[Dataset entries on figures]
— START —
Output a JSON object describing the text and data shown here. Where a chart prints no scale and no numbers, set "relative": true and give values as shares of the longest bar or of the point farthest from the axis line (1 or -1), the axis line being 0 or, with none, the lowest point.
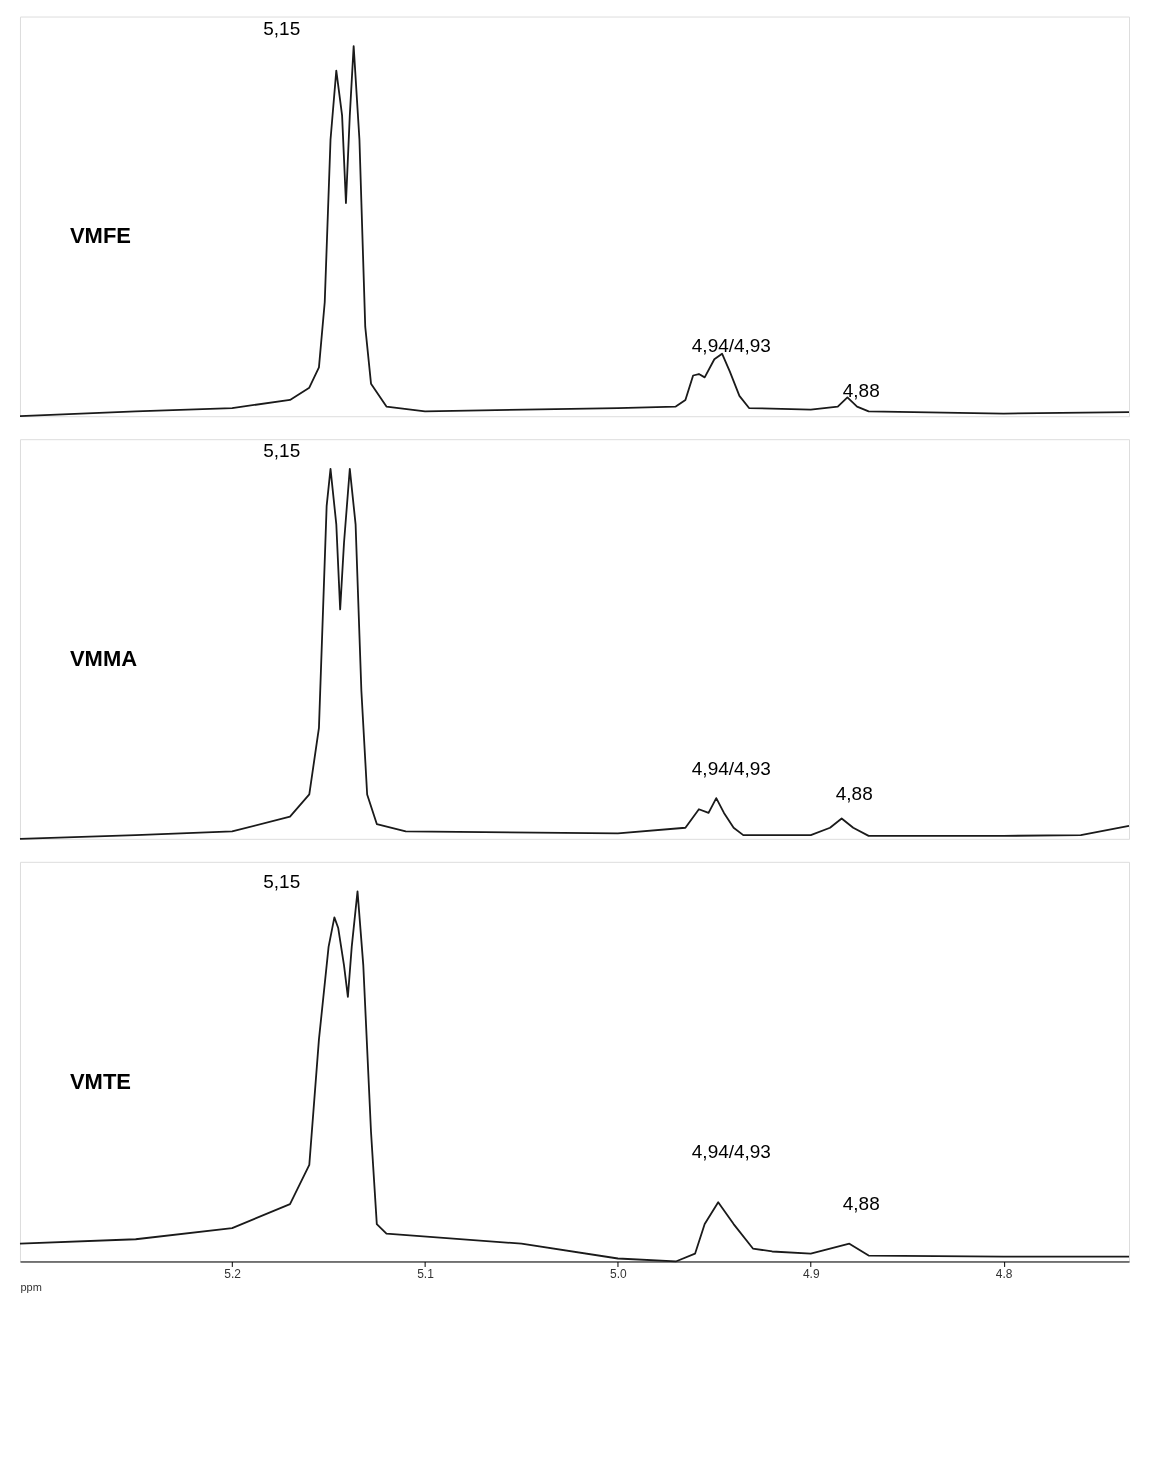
{
  "chart_data": [
    {
      "type": "line",
      "relative": true,
      "xlim": [
        5.31,
        4.735
      ],
      "tick_labels": false,
      "grid": false,
      "x": [
        5.31,
        5.25,
        5.2,
        5.17,
        5.16,
        5.155,
        5.152,
        5.149,
        5.146,
        5.143,
        5.141,
        5.139,
        5.137,
        5.134,
        5.131,
        5.128,
        5.12,
        5.1,
        5.0,
        4.97,
        4.965,
        4.961,
        4.958,
        4.955,
        4.95,
        4.946,
        4.942,
        4.937,
        4.932,
        4.9,
        4.886,
        4.881,
        4.876,
        4.87,
        4.8,
        4.735
      ],
      "series": [
        {
          "name": "VMFE",
          "color": "#1a1a1a",
          "values": [
            0,
            0.013,
            0.022,
            0.044,
            0.077,
            0.132,
            0.308,
            0.747,
            0.934,
            0.813,
            0.576,
            0.813,
            1.0,
            0.747,
            0.242,
            0.088,
            0.026,
            0.013,
            0.022,
            0.026,
            0.044,
            0.11,
            0.114,
            0.105,
            0.154,
            0.169,
            0.121,
            0.055,
            0.022,
            0.018,
            0.026,
            0.051,
            0.026,
            0.013,
            0.007,
            0.011
          ]
        }
      ],
      "annotations": [
        "5,15",
        "4,94/4,93",
        "4,88"
      ]
    },
    {
      "type": "line",
      "relative": true,
      "xlim": [
        5.31,
        4.735
      ],
      "tick_labels": false,
      "grid": false,
      "x": [
        5.31,
        5.25,
        5.2,
        5.17,
        5.16,
        5.155,
        5.153,
        5.151,
        5.149,
        5.146,
        5.144,
        5.142,
        5.139,
        5.136,
        5.133,
        5.13,
        5.125,
        5.11,
        5.0,
        4.965,
        4.958,
        4.953,
        4.949,
        4.945,
        4.94,
        4.935,
        4.9,
        4.89,
        4.884,
        4.878,
        4.87,
        4.8,
        4.76,
        4.735
      ],
      "series": [
        {
          "name": "VMMA",
          "color": "#1a1a1a",
          "values": [
            0,
            0.01,
            0.02,
            0.06,
            0.12,
            0.3,
            0.6,
            0.9,
            1.0,
            0.85,
            0.62,
            0.8,
            1.0,
            0.85,
            0.4,
            0.12,
            0.04,
            0.02,
            0.015,
            0.03,
            0.08,
            0.07,
            0.11,
            0.07,
            0.03,
            0.01,
            0.01,
            0.03,
            0.055,
            0.03,
            0.008,
            0.008,
            0.01,
            0.035
          ]
        }
      ],
      "annotations": [
        "5,15",
        "4,94/4,93",
        "4,88"
      ]
    },
    {
      "type": "line",
      "relative": true,
      "xlim": [
        5.31,
        4.735
      ],
      "tick_labels": "x",
      "grid": false,
      "xlabel": "ppm",
      "xticks": [
        5.2,
        5.1,
        {
          "value": 5.0,
          "label": "5.0"
        },
        4.9,
        4.8
      ],
      "x": [
        5.31,
        5.25,
        5.2,
        5.17,
        5.16,
        5.155,
        5.15,
        5.147,
        5.145,
        5.142,
        5.14,
        5.138,
        5.135,
        5.132,
        5.128,
        5.125,
        5.12,
        5.05,
        5.0,
        4.97,
        4.96,
        4.955,
        4.948,
        4.94,
        4.93,
        4.92,
        4.9,
        4.88,
        4.87,
        4.8,
        4.735
      ],
      "series": [
        {
          "name": "VMTE",
          "color": "#1a1a1a",
          "values": [
            0.048,
            0.06,
            0.09,
            0.155,
            0.261,
            0.6,
            0.85,
            0.93,
            0.901,
            0.8,
            0.715,
            0.85,
            1.0,
            0.8,
            0.35,
            0.101,
            0.075,
            0.048,
            0.008,
            0,
            0.021,
            0.101,
            0.16,
            0.101,
            0.035,
            0.027,
            0.021,
            0.048,
            0.016,
            0.013,
            0.013
          ]
        }
      ],
      "annotations": [
        "5,15",
        "4,94/4,93",
        "4,88"
      ]
    }
  ]
}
— END —
Task instructions:
Quote the entries in full. Any image among them is to be omitted from the copy.

Exercise result:
Output a JSON object describing the text and data shown here. Where a chart prints no scale and no numbers, set "relative": true and give values as shares of the longest bar or of the point farthest from the axis line (1 or -1), the axis line being 0 or, with none, the lowest point.
{
  "chart_data": [
    {
      "type": "line",
      "relative": true,
      "xlim": [
        5.31,
        4.735
      ],
      "tick_labels": false,
      "grid": false,
      "x": [
        5.31,
        5.25,
        5.2,
        5.17,
        5.16,
        5.155,
        5.152,
        5.149,
        5.146,
        5.143,
        5.141,
        5.139,
        5.137,
        5.134,
        5.131,
        5.128,
        5.12,
        5.1,
        5.0,
        4.97,
        4.965,
        4.961,
        4.958,
        4.955,
        4.95,
        4.946,
        4.942,
        4.937,
        4.932,
        4.9,
        4.886,
        4.881,
        4.876,
        4.87,
        4.8,
        4.735
      ],
      "series": [
        {
          "name": "VMFE",
          "color": "#1a1a1a",
          "values": [
            0,
            0.013,
            0.022,
            0.044,
            0.077,
            0.132,
            0.308,
            0.747,
            0.934,
            0.813,
            0.576,
            0.813,
            1.0,
            0.747,
            0.242,
            0.088,
            0.026,
            0.013,
            0.022,
            0.026,
            0.044,
            0.11,
            0.114,
            0.105,
            0.154,
            0.169,
            0.121,
            0.055,
            0.022,
            0.018,
            0.026,
            0.051,
            0.026,
            0.013,
            0.007,
            0.011
          ]
        }
      ],
      "annotations": [
        "5,15",
        "4,94/4,93",
        "4,88"
      ]
    },
    {
      "type": "line",
      "relative": true,
      "xlim": [
        5.31,
        4.735
      ],
      "tick_labels": false,
      "grid": false,
      "x": [
        5.31,
        5.25,
        5.2,
        5.17,
        5.16,
        5.155,
        5.153,
        5.151,
        5.149,
        5.146,
        5.144,
        5.142,
        5.139,
        5.136,
        5.133,
        5.13,
        5.125,
        5.11,
        5.0,
        4.965,
        4.958,
        4.953,
        4.949,
        4.945,
        4.94,
        4.935,
        4.9,
        4.89,
        4.884,
        4.878,
        4.87,
        4.8,
        4.76,
        4.735
      ],
      "series": [
        {
          "name": "VMMA",
          "color": "#1a1a1a",
          "values": [
            0,
            0.01,
            0.02,
            0.06,
            0.12,
            0.3,
            0.6,
            0.9,
            1.0,
            0.85,
            0.62,
            0.8,
            1.0,
            0.85,
            0.4,
            0.12,
            0.04,
            0.02,
            0.015,
            0.03,
            0.08,
            0.07,
            0.11,
            0.07,
            0.03,
            0.01,
            0.01,
            0.03,
            0.055,
            0.03,
            0.008,
            0.008,
            0.01,
            0.035
          ]
        }
      ],
      "annotations": [
        "5,15",
        "4,94/4,93",
        "4,88"
      ]
    },
    {
      "type": "line",
      "relative": true,
      "xlim": [
        5.31,
        4.735
      ],
      "tick_labels": "x",
      "grid": false,
      "xlabel": "ppm",
      "xticks": [
        5.2,
        5.1,
        {
          "value": 5.0,
          "label": "5.0"
        },
        4.9,
        4.8
      ],
      "x": [
        5.31,
        5.25,
        5.2,
        5.17,
        5.16,
        5.155,
        5.15,
        5.147,
        5.145,
        5.142,
        5.14,
        5.138,
        5.135,
        5.132,
        5.128,
        5.125,
        5.12,
        5.05,
        5.0,
        4.97,
        4.96,
        4.955,
        4.948,
        4.94,
        4.93,
        4.92,
        4.9,
        4.88,
        4.87,
        4.8,
        4.735
      ],
      "series": [
        {
          "name": "VMTE",
          "color": "#1a1a1a",
          "values": [
            0.048,
            0.06,
            0.09,
            0.155,
            0.261,
            0.6,
            0.85,
            0.93,
            0.901,
            0.8,
            0.715,
            0.85,
            1.0,
            0.8,
            0.35,
            0.101,
            0.075,
            0.048,
            0.008,
            0,
            0.021,
            0.101,
            0.16,
            0.101,
            0.035,
            0.027,
            0.021,
            0.048,
            0.016,
            0.013,
            0.013
          ]
        }
      ],
      "annotations": [
        "5,15",
        "4,94/4,93",
        "4,88"
      ]
    }
  ]
}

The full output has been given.